[A run of records]
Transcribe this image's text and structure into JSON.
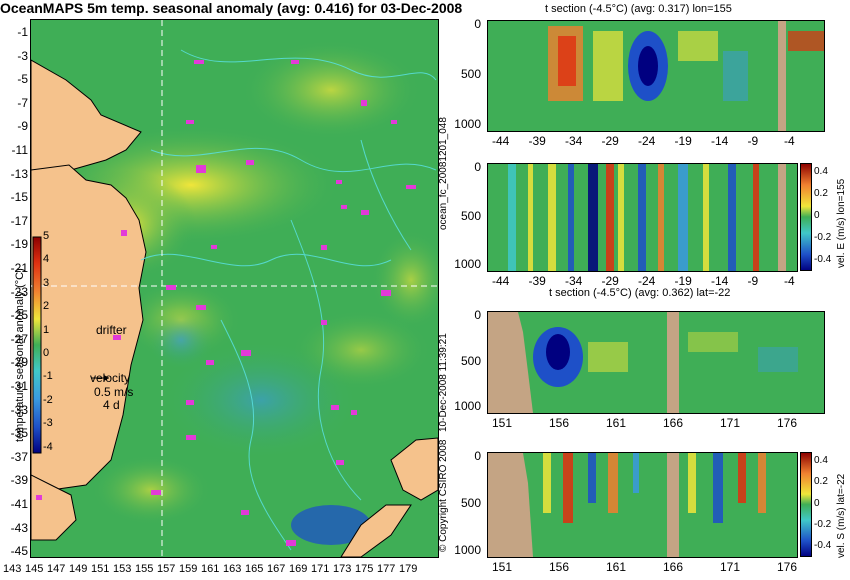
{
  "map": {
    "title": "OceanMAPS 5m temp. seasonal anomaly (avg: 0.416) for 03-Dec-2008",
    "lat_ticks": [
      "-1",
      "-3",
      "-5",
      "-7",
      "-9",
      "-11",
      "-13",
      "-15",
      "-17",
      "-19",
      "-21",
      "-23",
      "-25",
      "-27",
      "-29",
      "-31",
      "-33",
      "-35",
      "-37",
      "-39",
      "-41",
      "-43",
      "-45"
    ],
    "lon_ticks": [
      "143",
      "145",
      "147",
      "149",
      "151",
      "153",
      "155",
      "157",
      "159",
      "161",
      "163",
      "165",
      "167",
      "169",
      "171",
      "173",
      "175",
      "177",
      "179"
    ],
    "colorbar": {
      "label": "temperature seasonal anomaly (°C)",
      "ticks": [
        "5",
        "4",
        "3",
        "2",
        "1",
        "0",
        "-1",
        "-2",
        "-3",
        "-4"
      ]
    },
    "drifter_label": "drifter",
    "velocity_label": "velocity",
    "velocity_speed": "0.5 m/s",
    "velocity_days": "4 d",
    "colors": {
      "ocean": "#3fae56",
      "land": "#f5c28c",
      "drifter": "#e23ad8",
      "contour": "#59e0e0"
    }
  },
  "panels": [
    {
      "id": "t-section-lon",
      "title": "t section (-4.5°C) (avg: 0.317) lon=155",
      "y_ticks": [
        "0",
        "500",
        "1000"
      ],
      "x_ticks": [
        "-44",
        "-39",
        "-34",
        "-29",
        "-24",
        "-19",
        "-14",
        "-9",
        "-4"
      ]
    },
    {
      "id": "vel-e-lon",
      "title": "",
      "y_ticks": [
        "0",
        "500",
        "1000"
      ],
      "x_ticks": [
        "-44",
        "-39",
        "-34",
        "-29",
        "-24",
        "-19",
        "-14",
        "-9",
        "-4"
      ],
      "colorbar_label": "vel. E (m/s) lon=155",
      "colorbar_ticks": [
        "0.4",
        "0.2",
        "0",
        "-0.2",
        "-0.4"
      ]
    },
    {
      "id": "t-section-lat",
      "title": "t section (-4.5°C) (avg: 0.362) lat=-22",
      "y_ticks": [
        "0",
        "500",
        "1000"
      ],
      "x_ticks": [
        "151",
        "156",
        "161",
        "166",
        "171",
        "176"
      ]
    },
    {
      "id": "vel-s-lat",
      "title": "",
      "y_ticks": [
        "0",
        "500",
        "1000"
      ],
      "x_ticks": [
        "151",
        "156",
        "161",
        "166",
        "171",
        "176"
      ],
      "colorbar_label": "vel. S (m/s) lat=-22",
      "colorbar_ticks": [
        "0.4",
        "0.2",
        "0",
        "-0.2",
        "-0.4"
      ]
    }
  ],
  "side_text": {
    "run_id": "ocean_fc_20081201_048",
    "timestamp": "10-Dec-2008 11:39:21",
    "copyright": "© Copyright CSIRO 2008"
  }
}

* * *

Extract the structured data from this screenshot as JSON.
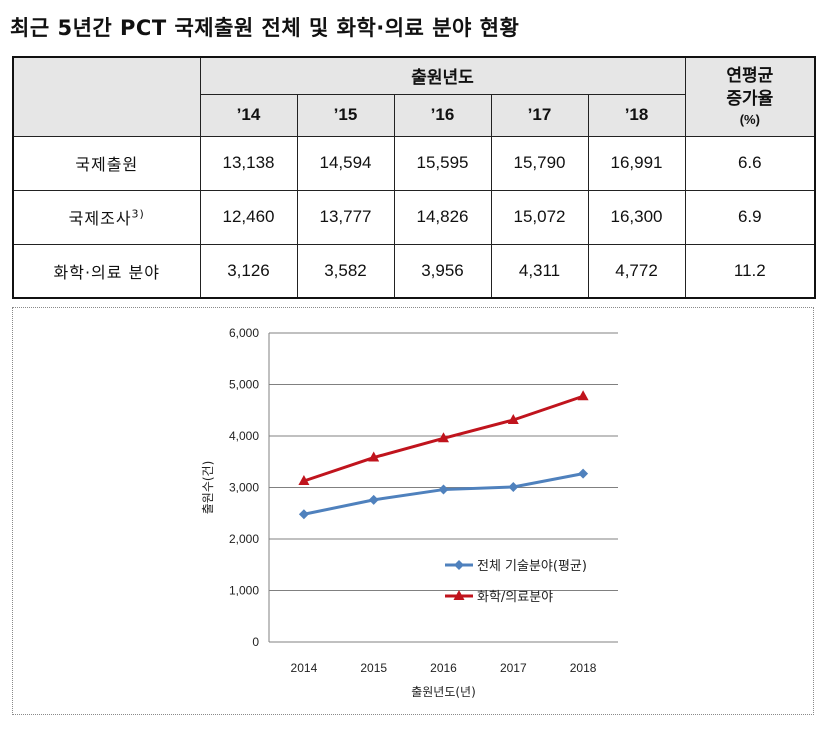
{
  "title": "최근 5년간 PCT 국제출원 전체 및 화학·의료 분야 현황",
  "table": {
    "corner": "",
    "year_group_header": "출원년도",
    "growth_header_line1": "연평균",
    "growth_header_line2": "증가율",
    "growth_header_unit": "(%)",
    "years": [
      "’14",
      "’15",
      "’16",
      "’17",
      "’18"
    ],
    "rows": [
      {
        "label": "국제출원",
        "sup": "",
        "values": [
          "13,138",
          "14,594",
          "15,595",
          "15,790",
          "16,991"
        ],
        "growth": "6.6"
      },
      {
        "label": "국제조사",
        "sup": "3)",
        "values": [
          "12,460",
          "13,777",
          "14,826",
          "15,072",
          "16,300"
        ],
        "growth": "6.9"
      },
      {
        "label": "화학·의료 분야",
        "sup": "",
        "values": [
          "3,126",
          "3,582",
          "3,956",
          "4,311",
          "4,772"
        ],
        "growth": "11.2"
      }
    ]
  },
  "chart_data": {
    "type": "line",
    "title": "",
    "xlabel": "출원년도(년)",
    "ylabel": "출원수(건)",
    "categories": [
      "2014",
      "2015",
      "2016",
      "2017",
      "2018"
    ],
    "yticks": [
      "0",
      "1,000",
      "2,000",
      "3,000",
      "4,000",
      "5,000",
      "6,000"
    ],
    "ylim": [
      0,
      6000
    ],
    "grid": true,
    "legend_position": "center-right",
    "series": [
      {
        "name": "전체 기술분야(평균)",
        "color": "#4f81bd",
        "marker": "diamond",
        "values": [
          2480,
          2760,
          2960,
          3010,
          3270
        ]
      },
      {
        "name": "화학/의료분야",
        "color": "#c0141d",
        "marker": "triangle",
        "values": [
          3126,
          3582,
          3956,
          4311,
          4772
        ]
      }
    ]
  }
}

--

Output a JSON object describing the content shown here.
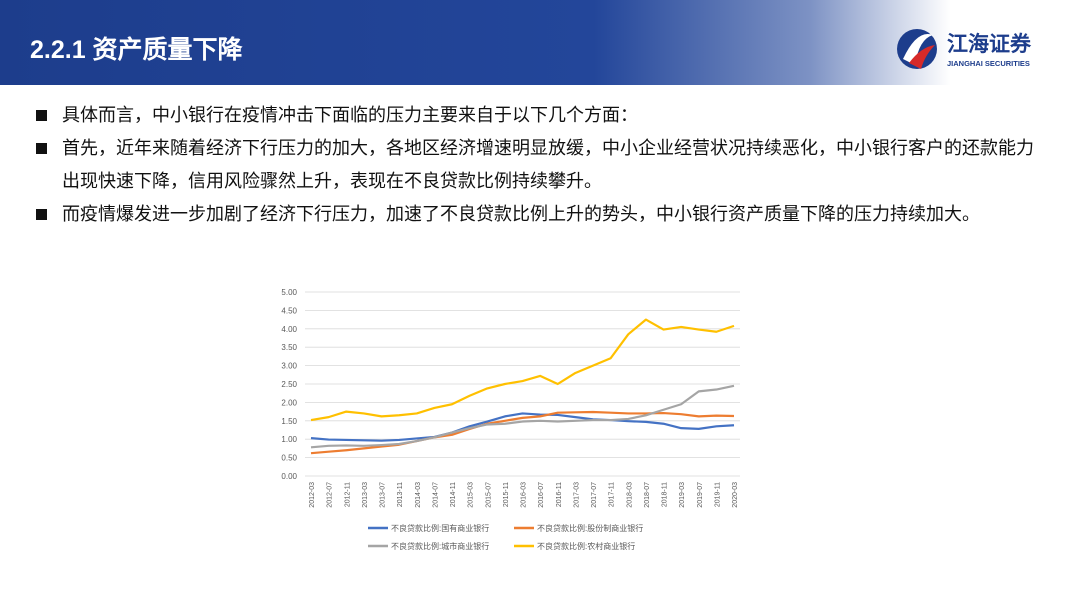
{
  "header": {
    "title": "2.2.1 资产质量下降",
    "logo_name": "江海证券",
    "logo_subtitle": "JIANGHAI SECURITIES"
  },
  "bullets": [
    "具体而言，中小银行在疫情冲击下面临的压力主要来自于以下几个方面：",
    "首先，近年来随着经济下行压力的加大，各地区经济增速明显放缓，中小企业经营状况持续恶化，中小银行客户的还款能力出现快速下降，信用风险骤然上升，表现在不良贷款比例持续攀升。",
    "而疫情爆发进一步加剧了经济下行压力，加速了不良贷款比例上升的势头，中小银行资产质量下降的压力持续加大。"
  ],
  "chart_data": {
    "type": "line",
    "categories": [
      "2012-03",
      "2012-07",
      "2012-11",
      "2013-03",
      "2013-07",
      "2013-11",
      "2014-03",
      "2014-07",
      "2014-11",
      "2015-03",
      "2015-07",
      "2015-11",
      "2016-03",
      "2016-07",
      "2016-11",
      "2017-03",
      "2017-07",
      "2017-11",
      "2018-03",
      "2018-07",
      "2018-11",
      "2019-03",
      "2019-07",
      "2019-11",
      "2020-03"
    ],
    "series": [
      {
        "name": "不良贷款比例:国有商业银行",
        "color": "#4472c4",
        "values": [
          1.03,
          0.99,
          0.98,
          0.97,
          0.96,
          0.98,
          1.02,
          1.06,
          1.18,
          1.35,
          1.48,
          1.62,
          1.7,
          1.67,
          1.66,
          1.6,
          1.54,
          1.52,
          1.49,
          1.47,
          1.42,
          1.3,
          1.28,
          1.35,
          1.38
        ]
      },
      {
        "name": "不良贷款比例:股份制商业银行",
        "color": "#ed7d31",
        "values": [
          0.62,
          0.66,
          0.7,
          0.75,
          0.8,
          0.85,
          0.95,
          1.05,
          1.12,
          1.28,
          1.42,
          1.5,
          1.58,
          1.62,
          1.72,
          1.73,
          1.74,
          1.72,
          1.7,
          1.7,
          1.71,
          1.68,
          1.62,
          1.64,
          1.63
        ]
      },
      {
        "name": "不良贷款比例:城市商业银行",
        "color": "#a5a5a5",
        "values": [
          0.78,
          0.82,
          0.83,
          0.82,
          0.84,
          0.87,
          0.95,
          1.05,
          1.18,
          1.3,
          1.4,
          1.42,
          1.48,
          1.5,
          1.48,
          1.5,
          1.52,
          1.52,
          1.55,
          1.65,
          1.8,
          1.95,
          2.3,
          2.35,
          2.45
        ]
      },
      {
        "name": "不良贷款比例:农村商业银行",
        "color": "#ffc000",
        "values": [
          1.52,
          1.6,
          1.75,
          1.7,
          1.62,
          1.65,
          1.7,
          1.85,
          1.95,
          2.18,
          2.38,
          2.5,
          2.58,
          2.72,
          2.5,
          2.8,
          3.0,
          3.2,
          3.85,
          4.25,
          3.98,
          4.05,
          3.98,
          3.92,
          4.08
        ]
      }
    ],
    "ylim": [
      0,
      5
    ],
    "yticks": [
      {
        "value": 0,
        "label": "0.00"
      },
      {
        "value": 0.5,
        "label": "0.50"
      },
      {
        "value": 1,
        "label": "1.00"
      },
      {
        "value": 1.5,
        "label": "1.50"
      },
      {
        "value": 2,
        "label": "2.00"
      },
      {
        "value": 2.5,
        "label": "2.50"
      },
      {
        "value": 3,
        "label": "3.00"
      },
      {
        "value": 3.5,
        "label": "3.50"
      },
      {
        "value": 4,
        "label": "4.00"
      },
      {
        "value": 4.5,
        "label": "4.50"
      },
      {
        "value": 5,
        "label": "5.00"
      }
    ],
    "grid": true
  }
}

- _STATED PROBLEM_:
Which lines of the data above contain "seasonal"? Copy each one.

- _TASK ANSWER_:
    "title": "OceanMAPS 5m temp. seasonal anomaly (avg: 0.416) for 03-Dec-2008",
      "label": "temperature seasonal anomaly (°C)",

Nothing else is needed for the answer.